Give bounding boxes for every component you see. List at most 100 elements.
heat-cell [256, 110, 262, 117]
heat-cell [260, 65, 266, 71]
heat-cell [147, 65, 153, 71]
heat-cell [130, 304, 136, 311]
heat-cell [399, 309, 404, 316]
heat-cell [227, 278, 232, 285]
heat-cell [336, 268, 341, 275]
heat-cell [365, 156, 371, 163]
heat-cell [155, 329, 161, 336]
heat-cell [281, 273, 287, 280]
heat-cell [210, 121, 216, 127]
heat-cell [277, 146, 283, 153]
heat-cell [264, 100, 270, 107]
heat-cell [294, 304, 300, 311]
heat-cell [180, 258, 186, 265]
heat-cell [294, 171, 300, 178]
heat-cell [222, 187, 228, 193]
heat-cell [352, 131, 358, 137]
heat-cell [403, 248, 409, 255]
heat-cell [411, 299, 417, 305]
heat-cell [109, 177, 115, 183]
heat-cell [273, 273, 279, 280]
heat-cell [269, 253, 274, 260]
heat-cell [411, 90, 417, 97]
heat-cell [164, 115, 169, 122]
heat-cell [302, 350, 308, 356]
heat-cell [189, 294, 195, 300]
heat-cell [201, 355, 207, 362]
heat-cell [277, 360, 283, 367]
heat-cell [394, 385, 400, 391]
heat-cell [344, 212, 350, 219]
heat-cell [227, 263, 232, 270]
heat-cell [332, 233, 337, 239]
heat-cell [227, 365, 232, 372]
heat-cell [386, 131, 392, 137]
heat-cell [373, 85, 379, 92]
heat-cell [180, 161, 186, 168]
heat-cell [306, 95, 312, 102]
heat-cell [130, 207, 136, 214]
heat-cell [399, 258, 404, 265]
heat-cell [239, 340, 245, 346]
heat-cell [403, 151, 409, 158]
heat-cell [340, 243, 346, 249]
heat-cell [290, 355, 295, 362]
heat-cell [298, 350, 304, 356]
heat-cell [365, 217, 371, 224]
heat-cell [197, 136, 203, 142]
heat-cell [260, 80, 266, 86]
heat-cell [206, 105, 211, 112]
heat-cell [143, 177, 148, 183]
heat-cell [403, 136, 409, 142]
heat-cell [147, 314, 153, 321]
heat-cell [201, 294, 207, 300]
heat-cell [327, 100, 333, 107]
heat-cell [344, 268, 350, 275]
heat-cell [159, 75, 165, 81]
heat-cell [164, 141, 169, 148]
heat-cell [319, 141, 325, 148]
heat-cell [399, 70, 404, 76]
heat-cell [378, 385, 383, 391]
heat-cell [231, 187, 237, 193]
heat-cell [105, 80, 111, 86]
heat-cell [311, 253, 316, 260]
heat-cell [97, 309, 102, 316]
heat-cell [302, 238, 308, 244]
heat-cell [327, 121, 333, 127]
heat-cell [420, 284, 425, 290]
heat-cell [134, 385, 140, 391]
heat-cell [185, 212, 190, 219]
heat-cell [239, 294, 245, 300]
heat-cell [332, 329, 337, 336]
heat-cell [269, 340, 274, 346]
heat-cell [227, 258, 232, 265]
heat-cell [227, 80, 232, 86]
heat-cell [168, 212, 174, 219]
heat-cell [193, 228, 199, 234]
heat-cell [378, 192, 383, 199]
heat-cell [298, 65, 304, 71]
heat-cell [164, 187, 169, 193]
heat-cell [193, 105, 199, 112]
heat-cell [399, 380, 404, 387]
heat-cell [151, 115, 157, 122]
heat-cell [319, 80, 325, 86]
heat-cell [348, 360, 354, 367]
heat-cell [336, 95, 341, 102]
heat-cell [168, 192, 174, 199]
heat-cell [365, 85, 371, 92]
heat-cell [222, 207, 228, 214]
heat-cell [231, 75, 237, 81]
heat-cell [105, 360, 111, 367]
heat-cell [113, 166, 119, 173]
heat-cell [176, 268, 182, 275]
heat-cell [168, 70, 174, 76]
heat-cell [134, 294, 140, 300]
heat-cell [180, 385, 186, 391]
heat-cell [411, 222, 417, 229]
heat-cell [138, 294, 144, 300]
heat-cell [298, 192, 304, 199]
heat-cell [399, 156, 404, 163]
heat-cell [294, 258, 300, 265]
---
Stated goal: Revise the records from the first line through the line containing "heat-cell [336, 268, 341, 275]", changing "component" to "item" and leaving everything else as it is. Reproduce only those lines.

The answer:
Give bounding boxes for every item you see. List at most 100 elements.
heat-cell [256, 110, 262, 117]
heat-cell [260, 65, 266, 71]
heat-cell [147, 65, 153, 71]
heat-cell [130, 304, 136, 311]
heat-cell [399, 309, 404, 316]
heat-cell [227, 278, 232, 285]
heat-cell [336, 268, 341, 275]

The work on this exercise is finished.